Read through the data and report every line in which the word "text" occurs.

◆ MATERIAL FOR THIS TASK

________________________________________

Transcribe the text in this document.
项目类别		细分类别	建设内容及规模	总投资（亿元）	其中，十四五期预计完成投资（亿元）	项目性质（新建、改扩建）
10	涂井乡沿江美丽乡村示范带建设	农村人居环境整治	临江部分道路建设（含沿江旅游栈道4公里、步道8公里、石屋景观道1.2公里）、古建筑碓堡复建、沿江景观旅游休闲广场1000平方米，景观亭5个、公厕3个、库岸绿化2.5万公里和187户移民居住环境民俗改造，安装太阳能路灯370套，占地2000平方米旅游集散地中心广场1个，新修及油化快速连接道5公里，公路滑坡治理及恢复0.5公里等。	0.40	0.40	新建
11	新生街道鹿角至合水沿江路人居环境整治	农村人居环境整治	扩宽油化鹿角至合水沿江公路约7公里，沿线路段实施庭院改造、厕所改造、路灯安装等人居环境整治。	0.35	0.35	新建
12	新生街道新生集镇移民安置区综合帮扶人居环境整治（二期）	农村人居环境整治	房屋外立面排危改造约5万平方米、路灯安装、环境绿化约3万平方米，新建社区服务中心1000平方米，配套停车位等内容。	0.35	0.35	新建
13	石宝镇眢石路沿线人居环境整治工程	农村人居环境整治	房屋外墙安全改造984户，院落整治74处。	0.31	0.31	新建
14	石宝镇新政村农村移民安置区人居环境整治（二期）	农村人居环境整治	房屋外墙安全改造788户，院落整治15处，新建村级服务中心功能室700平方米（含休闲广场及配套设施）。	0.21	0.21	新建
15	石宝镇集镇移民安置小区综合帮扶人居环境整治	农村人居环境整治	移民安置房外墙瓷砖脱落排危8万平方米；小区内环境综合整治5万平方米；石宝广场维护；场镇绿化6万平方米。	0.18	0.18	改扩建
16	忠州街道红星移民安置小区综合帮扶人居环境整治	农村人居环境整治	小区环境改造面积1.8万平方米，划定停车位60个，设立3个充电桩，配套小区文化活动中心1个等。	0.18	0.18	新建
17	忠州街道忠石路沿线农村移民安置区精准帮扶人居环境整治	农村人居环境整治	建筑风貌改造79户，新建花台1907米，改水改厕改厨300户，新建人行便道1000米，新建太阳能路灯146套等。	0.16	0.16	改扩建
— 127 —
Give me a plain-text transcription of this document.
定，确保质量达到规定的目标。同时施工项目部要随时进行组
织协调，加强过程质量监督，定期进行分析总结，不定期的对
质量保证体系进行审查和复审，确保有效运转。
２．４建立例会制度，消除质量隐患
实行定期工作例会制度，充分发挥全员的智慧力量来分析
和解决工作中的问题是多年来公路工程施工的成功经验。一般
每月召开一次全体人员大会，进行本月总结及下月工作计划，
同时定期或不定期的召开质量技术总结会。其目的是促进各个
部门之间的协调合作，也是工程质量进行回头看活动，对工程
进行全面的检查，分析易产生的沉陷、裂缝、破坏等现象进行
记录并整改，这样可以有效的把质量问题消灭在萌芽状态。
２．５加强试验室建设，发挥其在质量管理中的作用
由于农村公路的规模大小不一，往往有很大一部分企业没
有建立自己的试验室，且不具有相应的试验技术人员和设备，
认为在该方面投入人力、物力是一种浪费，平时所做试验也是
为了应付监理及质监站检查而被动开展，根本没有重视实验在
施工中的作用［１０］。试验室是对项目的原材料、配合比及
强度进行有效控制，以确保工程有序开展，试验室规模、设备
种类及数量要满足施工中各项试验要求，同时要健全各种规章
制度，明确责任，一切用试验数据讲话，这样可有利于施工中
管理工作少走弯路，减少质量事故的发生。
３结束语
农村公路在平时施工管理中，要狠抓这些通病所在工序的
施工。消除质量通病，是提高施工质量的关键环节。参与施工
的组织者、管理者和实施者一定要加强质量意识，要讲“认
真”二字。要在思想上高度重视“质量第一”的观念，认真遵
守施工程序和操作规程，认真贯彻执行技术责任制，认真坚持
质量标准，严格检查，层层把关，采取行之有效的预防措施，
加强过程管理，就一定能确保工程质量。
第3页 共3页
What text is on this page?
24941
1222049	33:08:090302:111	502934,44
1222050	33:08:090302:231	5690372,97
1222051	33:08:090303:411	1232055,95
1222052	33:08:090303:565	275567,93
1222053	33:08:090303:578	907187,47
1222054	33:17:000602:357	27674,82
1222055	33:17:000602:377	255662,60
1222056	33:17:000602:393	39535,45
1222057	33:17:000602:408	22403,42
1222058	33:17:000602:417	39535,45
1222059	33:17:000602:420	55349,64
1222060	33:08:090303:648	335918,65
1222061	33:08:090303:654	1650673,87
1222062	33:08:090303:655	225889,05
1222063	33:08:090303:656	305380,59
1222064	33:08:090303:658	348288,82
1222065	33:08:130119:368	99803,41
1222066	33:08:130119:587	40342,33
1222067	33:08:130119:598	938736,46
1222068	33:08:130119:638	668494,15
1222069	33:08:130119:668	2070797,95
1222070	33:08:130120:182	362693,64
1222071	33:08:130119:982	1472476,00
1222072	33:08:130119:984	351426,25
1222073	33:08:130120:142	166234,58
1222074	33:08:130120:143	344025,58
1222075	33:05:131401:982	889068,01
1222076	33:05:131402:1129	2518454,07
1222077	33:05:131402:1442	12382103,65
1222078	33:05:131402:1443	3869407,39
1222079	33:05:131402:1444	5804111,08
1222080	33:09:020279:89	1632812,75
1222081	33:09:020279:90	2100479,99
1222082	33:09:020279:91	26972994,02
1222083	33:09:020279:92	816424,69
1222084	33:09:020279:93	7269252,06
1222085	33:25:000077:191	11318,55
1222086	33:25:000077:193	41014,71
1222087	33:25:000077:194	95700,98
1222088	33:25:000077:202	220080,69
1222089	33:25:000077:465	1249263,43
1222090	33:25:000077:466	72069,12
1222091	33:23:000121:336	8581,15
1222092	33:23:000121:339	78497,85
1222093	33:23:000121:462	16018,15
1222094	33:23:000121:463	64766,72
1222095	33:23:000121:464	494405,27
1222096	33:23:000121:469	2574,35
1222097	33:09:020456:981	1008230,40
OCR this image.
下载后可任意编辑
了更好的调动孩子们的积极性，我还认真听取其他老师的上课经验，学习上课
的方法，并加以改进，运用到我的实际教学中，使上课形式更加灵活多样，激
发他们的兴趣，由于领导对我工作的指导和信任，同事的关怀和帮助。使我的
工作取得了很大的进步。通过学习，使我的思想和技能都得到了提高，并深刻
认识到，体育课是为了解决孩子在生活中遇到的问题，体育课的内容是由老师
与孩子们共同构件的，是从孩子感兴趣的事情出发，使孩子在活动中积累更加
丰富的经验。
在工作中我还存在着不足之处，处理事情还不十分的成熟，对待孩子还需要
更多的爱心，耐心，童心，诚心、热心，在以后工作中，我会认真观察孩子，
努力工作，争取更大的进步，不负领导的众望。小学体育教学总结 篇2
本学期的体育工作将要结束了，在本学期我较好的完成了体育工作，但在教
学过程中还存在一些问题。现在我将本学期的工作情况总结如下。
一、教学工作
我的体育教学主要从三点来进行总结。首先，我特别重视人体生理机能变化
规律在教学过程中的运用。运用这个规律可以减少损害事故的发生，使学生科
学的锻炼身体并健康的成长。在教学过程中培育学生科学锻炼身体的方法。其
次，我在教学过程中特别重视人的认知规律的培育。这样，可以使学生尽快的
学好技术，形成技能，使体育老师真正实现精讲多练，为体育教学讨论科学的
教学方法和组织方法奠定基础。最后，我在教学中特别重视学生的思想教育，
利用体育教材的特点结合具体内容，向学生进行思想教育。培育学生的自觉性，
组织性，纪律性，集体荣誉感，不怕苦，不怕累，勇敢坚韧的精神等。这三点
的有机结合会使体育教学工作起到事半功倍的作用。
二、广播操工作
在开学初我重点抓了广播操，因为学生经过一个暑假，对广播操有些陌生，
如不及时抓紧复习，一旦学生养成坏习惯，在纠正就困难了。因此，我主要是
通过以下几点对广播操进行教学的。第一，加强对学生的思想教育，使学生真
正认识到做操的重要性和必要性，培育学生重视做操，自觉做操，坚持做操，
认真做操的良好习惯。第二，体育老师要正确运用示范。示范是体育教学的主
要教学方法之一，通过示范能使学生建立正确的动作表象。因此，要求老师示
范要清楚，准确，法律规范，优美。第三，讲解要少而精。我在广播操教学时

________________________________________

◆ SOLUTION TO THIS PROBLEM
Transcribe the text in this document.
Give me a plain-text transcription of this document.
What text is on this page?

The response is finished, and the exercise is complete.